**TO DO**.
Gather up the lines with the word "JSON" in them.

[A block of data]
══════

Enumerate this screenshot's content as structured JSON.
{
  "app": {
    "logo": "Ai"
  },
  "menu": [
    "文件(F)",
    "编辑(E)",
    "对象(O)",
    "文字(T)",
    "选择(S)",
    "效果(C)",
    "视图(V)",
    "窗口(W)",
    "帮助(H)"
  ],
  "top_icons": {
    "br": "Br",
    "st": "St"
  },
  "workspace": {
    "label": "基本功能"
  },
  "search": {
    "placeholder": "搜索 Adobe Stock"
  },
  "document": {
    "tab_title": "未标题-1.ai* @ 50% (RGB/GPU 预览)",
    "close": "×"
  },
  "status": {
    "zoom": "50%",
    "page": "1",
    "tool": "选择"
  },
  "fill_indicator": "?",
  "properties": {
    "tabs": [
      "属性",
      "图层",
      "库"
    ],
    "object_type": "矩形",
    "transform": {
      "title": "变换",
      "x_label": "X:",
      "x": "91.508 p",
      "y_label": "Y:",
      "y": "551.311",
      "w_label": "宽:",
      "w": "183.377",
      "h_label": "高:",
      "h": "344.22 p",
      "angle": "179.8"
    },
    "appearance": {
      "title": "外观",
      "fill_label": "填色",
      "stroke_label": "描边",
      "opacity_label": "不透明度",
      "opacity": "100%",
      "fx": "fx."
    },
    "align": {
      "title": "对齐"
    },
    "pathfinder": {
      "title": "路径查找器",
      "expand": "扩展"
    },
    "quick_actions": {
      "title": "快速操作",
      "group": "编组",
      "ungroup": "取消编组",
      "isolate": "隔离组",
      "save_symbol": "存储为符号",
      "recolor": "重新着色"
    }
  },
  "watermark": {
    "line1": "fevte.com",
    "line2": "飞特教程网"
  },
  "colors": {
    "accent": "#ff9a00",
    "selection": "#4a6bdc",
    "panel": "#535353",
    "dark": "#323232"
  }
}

══════

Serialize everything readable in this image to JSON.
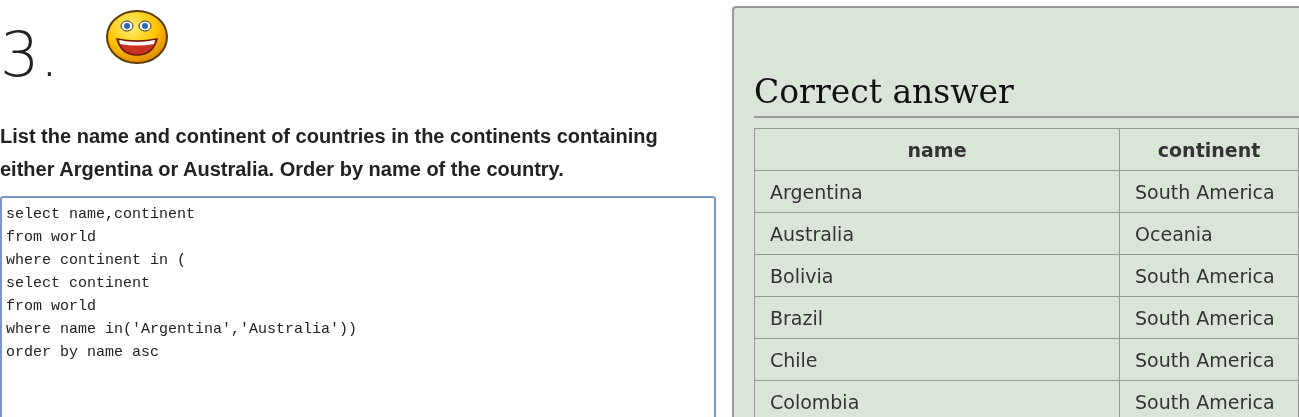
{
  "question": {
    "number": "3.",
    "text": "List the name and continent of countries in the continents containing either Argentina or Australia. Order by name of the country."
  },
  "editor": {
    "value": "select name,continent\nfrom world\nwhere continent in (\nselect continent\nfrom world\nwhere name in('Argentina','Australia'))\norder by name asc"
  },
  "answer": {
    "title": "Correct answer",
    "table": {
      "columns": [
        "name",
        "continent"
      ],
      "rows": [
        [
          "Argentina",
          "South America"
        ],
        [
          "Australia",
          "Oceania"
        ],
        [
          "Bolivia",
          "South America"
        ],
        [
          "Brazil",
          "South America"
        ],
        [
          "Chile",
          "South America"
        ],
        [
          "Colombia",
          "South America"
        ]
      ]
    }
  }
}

══════

**EXERCISE RESULT**.
Enumerate this screenshot's content as structured JSON.
Serialize everything readable in this image to JSON.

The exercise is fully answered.